Repeat the material verbatim and drop the pictures.
--- Task input ---
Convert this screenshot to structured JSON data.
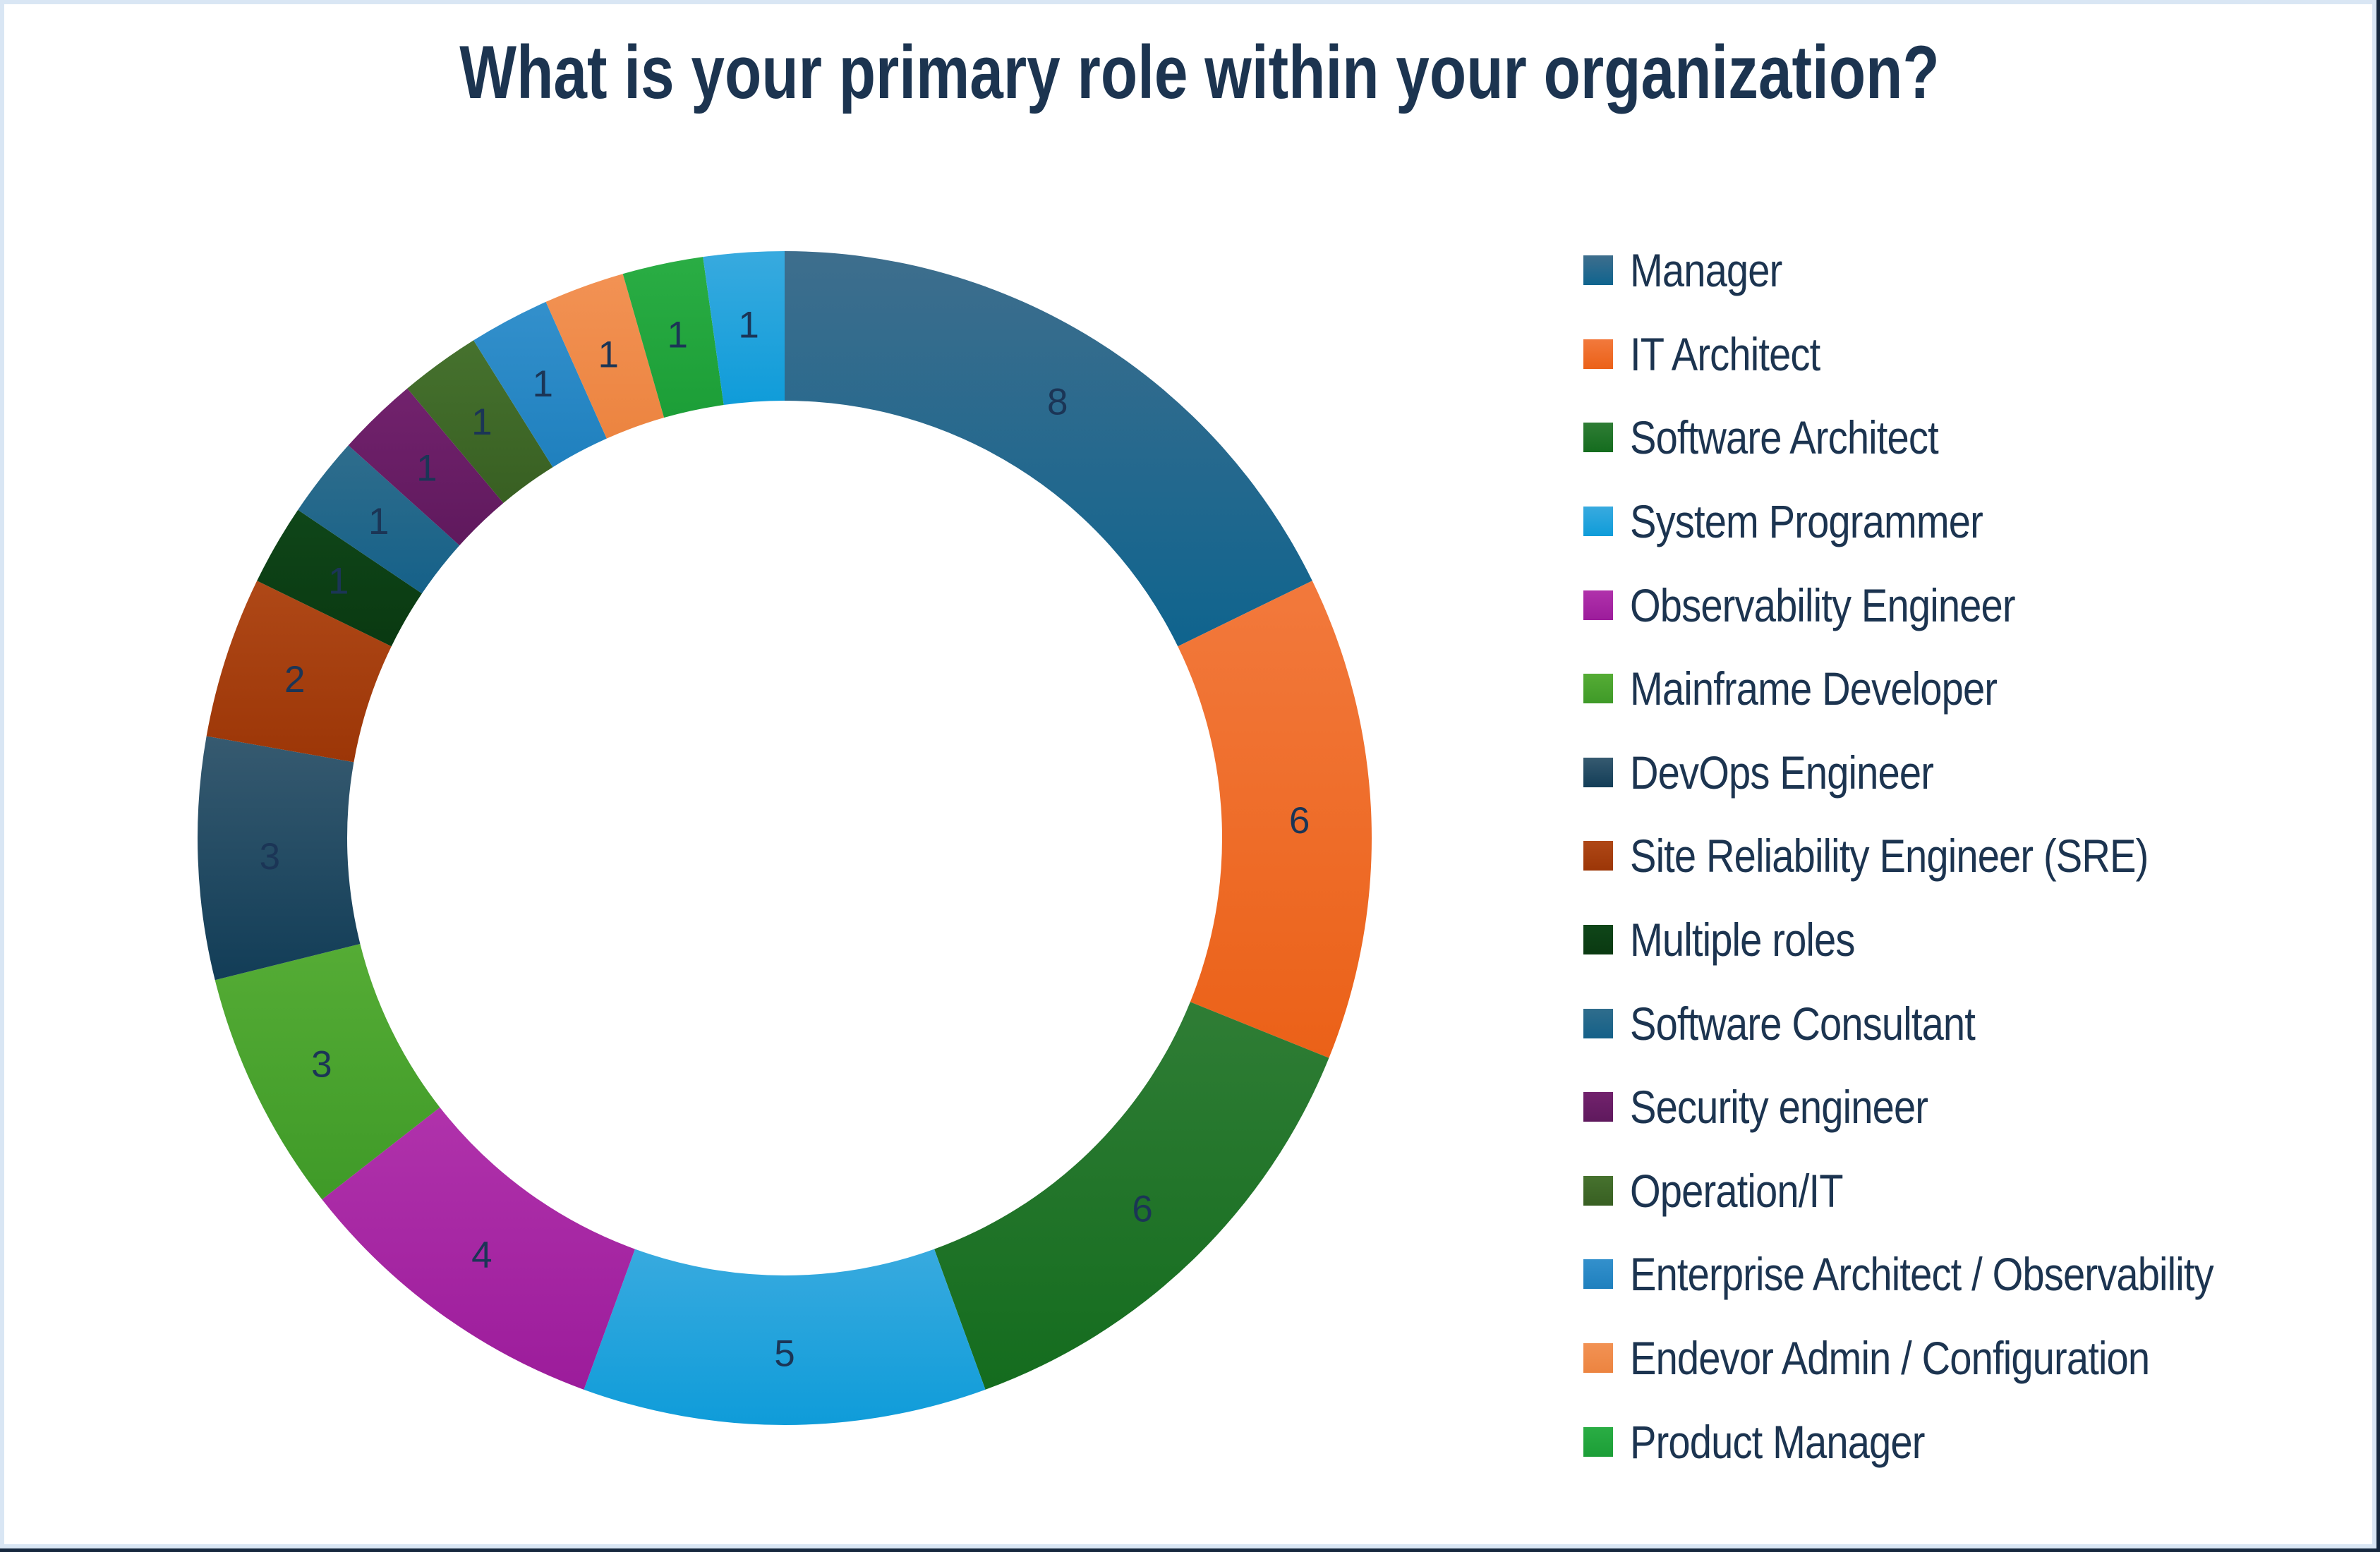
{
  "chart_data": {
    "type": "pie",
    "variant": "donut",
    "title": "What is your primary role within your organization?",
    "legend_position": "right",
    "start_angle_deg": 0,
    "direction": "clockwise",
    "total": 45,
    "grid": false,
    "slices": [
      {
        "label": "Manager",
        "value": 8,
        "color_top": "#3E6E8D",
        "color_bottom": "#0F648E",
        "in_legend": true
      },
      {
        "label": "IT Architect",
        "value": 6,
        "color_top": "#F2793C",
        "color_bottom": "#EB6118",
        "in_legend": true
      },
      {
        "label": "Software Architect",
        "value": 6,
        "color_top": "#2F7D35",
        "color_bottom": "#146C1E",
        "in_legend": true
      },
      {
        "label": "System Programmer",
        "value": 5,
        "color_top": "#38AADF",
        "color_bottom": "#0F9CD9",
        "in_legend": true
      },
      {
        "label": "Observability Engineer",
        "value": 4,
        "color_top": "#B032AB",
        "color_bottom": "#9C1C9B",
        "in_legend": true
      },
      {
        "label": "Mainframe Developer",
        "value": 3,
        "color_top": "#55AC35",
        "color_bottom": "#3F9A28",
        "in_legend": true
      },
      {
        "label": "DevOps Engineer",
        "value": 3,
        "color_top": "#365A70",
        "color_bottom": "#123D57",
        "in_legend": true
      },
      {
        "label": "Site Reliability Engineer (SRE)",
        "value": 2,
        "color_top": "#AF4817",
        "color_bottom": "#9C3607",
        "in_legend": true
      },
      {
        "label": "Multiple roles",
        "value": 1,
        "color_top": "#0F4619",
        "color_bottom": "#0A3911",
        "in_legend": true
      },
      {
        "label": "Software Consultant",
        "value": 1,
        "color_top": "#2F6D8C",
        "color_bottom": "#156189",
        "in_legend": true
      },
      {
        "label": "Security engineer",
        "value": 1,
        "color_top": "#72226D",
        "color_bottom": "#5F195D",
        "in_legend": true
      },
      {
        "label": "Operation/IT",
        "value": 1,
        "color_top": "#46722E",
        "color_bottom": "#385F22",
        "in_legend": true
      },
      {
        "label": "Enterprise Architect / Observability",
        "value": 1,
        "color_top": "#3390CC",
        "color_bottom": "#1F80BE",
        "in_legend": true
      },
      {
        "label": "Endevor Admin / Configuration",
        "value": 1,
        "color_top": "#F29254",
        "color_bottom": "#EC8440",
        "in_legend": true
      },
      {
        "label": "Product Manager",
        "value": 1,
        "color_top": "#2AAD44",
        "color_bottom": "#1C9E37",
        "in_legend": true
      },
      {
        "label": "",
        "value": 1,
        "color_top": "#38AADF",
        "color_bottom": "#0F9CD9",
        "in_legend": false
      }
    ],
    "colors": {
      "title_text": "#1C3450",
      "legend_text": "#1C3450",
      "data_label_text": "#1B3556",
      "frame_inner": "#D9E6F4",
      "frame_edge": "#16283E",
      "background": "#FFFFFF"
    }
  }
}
---
§ **Answer to the task**
Convert this screenshot to structured JSON data.
{
  "chart_data": {
    "type": "pie",
    "variant": "donut",
    "title": "What is your primary role within your organization?",
    "legend_position": "right",
    "start_angle_deg": 0,
    "direction": "clockwise",
    "total": 45,
    "grid": false,
    "slices": [
      {
        "label": "Manager",
        "value": 8,
        "color_top": "#3E6E8D",
        "color_bottom": "#0F648E",
        "in_legend": true
      },
      {
        "label": "IT Architect",
        "value": 6,
        "color_top": "#F2793C",
        "color_bottom": "#EB6118",
        "in_legend": true
      },
      {
        "label": "Software Architect",
        "value": 6,
        "color_top": "#2F7D35",
        "color_bottom": "#146C1E",
        "in_legend": true
      },
      {
        "label": "System Programmer",
        "value": 5,
        "color_top": "#38AADF",
        "color_bottom": "#0F9CD9",
        "in_legend": true
      },
      {
        "label": "Observability Engineer",
        "value": 4,
        "color_top": "#B032AB",
        "color_bottom": "#9C1C9B",
        "in_legend": true
      },
      {
        "label": "Mainframe Developer",
        "value": 3,
        "color_top": "#55AC35",
        "color_bottom": "#3F9A28",
        "in_legend": true
      },
      {
        "label": "DevOps Engineer",
        "value": 3,
        "color_top": "#365A70",
        "color_bottom": "#123D57",
        "in_legend": true
      },
      {
        "label": "Site Reliability Engineer (SRE)",
        "value": 2,
        "color_top": "#AF4817",
        "color_bottom": "#9C3607",
        "in_legend": true
      },
      {
        "label": "Multiple roles",
        "value": 1,
        "color_top": "#0F4619",
        "color_bottom": "#0A3911",
        "in_legend": true
      },
      {
        "label": "Software Consultant",
        "value": 1,
        "color_top": "#2F6D8C",
        "color_bottom": "#156189",
        "in_legend": true
      },
      {
        "label": "Security engineer",
        "value": 1,
        "color_top": "#72226D",
        "color_bottom": "#5F195D",
        "in_legend": true
      },
      {
        "label": "Operation/IT",
        "value": 1,
        "color_top": "#46722E",
        "color_bottom": "#385F22",
        "in_legend": true
      },
      {
        "label": "Enterprise Architect / Observability",
        "value": 1,
        "color_top": "#3390CC",
        "color_bottom": "#1F80BE",
        "in_legend": true
      },
      {
        "label": "Endevor Admin / Configuration",
        "value": 1,
        "color_top": "#F29254",
        "color_bottom": "#EC8440",
        "in_legend": true
      },
      {
        "label": "Product Manager",
        "value": 1,
        "color_top": "#2AAD44",
        "color_bottom": "#1C9E37",
        "in_legend": true
      },
      {
        "label": "",
        "value": 1,
        "color_top": "#38AADF",
        "color_bottom": "#0F9CD9",
        "in_legend": false
      }
    ],
    "colors": {
      "title_text": "#1C3450",
      "legend_text": "#1C3450",
      "data_label_text": "#1B3556",
      "frame_inner": "#D9E6F4",
      "frame_edge": "#16283E",
      "background": "#FFFFFF"
    }
  }
}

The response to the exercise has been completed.